--- start RECORD EXTRACTS ---

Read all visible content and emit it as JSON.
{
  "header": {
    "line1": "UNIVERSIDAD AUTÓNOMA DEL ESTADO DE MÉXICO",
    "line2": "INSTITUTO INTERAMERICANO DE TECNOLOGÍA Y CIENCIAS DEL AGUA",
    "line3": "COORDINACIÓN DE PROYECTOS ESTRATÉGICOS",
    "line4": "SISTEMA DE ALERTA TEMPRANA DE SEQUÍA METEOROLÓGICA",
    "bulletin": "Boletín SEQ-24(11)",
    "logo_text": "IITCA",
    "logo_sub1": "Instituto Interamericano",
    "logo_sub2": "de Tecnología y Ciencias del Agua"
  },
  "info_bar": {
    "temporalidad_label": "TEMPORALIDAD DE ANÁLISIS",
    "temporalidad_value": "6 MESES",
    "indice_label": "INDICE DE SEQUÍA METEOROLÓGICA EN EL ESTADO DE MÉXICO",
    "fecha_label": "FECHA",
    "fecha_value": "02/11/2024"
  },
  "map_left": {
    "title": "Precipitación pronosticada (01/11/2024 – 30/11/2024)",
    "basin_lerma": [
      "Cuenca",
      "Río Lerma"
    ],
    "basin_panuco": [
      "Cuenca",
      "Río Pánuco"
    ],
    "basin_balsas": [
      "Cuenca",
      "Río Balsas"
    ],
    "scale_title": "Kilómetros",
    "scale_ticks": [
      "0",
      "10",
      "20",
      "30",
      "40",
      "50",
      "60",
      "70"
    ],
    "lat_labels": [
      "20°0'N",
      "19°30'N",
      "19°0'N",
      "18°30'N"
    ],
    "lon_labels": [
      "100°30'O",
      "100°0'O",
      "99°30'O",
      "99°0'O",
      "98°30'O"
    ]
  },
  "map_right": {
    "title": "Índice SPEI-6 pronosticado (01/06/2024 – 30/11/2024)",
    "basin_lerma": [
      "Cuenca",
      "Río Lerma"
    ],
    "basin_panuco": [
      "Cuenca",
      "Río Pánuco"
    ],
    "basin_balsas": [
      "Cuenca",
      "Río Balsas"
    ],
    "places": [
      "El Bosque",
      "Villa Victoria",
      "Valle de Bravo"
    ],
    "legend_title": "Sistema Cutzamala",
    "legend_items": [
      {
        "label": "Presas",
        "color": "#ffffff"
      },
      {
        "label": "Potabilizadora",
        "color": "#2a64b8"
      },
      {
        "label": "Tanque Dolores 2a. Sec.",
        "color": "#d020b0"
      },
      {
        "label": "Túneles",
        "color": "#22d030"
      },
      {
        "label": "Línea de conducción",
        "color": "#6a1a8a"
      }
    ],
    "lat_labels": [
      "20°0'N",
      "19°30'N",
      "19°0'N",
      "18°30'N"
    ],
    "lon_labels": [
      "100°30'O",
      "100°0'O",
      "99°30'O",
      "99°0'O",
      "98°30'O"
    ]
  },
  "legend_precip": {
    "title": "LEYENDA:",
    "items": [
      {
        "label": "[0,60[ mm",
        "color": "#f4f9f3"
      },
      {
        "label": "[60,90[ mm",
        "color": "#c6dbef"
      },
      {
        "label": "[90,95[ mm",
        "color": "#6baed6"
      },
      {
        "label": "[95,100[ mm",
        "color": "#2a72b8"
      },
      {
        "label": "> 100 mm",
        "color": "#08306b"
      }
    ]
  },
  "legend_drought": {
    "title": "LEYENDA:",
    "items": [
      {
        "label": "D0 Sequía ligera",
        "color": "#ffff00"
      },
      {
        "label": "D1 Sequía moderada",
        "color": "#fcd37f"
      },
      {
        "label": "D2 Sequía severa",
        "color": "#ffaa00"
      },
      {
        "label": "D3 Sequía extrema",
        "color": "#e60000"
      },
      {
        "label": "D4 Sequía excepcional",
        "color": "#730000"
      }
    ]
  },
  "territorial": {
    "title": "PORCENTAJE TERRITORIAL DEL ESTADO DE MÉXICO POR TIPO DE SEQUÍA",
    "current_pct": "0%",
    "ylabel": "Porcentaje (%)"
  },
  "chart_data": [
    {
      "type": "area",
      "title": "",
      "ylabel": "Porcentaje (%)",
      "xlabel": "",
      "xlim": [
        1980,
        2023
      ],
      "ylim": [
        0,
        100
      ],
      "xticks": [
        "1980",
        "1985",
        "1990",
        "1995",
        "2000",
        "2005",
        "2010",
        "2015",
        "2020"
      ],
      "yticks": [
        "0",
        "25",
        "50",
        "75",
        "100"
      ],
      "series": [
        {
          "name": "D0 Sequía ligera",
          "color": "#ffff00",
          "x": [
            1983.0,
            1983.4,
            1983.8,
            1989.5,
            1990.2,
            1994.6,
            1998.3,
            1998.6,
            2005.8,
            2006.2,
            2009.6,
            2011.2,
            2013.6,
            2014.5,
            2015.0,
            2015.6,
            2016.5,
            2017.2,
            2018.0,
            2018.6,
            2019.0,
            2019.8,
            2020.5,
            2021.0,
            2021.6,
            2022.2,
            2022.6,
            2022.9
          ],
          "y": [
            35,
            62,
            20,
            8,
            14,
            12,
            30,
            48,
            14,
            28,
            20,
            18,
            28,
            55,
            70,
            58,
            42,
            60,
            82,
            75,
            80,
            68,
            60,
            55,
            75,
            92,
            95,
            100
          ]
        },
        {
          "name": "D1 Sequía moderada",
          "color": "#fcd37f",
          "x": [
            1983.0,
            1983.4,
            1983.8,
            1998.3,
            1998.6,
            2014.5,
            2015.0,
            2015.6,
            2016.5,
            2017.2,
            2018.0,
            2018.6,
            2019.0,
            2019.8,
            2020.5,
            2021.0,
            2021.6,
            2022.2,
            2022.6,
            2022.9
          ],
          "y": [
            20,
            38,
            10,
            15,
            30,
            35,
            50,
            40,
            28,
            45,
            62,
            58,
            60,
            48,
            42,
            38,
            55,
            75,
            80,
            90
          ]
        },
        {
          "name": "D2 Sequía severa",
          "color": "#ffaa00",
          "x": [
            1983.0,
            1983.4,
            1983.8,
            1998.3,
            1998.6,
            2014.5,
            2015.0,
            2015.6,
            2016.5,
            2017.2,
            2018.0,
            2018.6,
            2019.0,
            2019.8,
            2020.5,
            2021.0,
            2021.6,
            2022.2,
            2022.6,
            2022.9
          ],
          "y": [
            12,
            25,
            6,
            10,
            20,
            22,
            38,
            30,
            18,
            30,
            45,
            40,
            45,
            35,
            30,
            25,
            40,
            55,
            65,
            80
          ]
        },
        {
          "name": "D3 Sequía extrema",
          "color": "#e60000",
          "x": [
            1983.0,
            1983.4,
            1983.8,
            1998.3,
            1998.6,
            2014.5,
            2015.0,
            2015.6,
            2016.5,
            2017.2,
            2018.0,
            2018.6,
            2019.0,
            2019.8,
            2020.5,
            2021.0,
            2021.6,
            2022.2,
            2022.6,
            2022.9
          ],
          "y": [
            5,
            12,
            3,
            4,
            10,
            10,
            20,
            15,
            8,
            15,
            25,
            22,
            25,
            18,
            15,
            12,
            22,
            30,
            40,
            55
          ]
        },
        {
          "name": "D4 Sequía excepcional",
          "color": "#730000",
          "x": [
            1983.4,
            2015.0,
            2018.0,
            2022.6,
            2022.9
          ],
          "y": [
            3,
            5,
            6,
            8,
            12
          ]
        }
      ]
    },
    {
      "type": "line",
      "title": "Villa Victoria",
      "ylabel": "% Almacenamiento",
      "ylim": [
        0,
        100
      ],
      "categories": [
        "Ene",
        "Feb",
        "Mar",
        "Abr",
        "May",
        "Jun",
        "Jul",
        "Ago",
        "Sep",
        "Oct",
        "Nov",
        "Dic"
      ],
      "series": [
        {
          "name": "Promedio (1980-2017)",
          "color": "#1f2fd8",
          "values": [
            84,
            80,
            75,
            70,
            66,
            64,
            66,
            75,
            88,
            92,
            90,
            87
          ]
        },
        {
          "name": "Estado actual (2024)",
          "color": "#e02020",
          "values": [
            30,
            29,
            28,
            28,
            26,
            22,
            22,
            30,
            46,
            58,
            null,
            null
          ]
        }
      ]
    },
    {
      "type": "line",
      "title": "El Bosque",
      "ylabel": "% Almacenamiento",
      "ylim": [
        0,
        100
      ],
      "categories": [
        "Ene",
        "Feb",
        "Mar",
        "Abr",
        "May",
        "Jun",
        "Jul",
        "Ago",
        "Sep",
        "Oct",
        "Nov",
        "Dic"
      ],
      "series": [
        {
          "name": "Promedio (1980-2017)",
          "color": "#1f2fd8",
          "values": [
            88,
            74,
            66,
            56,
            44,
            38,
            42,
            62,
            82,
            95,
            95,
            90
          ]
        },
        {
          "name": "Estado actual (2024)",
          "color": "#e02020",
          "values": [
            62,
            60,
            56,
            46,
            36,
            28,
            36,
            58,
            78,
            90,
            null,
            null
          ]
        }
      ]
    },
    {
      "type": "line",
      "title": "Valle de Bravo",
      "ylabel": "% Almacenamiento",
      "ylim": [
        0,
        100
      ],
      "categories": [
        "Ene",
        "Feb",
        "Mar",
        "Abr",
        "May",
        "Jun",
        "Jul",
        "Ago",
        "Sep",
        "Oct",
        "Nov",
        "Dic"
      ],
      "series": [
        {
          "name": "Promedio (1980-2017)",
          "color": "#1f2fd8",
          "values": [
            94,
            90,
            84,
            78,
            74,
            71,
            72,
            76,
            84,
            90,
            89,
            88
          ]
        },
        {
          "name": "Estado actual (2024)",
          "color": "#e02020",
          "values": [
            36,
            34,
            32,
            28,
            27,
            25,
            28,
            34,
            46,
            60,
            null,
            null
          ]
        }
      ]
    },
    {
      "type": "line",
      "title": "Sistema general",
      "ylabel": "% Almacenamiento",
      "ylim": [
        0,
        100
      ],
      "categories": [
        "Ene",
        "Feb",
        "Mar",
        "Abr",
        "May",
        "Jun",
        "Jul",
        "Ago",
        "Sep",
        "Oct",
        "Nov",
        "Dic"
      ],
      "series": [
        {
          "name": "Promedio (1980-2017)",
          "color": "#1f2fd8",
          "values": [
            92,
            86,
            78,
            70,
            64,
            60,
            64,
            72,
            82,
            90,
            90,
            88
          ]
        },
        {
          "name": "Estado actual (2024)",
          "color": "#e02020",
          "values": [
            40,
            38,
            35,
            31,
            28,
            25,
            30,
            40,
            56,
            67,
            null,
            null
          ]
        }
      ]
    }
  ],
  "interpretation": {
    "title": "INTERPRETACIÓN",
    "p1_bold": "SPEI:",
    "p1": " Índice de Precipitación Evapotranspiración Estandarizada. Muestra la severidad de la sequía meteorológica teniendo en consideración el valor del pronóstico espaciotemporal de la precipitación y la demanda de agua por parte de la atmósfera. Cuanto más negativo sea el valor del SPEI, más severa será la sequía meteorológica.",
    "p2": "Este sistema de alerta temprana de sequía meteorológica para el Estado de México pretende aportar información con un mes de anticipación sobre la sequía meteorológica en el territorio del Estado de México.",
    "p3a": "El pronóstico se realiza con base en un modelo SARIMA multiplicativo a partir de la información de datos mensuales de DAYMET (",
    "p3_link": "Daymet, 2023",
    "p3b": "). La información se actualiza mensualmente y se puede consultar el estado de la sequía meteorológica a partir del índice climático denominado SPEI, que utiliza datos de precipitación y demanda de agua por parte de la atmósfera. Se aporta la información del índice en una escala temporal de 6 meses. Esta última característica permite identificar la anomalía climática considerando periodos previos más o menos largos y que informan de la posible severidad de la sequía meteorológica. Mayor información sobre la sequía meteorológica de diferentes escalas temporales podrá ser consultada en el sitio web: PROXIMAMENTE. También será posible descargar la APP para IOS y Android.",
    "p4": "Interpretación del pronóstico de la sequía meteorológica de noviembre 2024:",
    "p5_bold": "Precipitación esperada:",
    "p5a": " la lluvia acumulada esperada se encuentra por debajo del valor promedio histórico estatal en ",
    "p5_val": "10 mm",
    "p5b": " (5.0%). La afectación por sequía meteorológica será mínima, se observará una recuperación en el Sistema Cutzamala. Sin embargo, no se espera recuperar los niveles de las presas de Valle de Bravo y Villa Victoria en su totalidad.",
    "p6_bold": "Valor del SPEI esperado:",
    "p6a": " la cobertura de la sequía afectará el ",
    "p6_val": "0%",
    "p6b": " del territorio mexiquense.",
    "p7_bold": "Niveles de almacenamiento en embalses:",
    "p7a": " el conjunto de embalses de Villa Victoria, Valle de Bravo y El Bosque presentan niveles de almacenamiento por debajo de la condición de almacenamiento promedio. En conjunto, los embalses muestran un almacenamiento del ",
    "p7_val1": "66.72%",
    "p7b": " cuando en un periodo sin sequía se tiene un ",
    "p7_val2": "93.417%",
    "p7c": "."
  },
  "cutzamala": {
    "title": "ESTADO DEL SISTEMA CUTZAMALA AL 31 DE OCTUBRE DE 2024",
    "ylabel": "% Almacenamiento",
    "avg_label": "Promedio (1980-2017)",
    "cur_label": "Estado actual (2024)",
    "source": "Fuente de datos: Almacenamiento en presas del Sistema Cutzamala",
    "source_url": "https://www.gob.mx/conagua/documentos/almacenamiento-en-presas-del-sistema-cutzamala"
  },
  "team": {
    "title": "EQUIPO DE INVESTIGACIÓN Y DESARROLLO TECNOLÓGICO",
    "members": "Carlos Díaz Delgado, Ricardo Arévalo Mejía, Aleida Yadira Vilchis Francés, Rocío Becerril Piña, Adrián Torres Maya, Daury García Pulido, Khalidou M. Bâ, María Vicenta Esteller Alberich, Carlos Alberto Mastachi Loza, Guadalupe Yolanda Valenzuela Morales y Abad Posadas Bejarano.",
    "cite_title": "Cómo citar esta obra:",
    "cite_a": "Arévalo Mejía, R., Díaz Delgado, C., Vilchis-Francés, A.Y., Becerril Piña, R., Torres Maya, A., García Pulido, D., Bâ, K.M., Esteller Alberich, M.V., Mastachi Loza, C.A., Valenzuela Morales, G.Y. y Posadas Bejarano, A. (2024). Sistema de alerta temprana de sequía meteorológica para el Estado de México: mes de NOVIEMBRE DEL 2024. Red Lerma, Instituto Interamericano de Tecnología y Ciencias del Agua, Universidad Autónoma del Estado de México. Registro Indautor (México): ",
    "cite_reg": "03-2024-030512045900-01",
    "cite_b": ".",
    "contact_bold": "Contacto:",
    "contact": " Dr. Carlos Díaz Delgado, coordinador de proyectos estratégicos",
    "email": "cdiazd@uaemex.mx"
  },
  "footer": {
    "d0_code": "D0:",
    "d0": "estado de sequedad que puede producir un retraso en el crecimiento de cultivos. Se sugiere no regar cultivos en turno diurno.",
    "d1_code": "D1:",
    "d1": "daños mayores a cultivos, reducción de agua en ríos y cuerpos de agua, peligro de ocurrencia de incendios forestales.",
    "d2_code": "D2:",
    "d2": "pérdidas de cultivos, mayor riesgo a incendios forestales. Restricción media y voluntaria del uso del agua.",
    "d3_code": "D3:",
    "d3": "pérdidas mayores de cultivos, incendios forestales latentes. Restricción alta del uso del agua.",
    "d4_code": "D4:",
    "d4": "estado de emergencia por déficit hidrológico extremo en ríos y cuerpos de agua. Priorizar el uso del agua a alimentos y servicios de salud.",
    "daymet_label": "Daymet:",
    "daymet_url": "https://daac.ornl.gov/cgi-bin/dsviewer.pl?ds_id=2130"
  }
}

--- end RECORD EXTRACTS ---

WHAT YOU HAVE TO DO: Your task is to gather all lines from the entries above that hold the word "García".

FULL RESPONSE:
    "members": "Carlos Díaz Delgado, Ricardo Arévalo Mejía, Aleida Yadira Vilchis Francés, Rocío Becerril Piña, Adrián Torres Maya, Daury García Pulido, Khalidou M. Bâ, María Vicenta Esteller Alberich, Carlos Alberto Mastachi Loza, Guadalupe Yolanda Valenzuela Morales y Abad Posadas Bejarano.",
    "cite_a": "Arévalo Mejía, R., Díaz Delgado, C., Vilchis-Francés, A.Y., Becerril Piña, R., Torres Maya, A., García Pulido, D., Bâ, K.M., Esteller Alberich, M.V., Mastachi Loza, C.A., Valenzuela Morales, G.Y. y Posadas Bejarano, A. (2024). Sistema de alerta temprana de sequía meteorológica para el Estado de México: mes de NOVIEMBRE DEL 2024. Red Lerma, Instituto Interamericano de Tecnología y Ciencias del Agua, Universidad Autónoma del Estado de México. Registro Indautor (México): ",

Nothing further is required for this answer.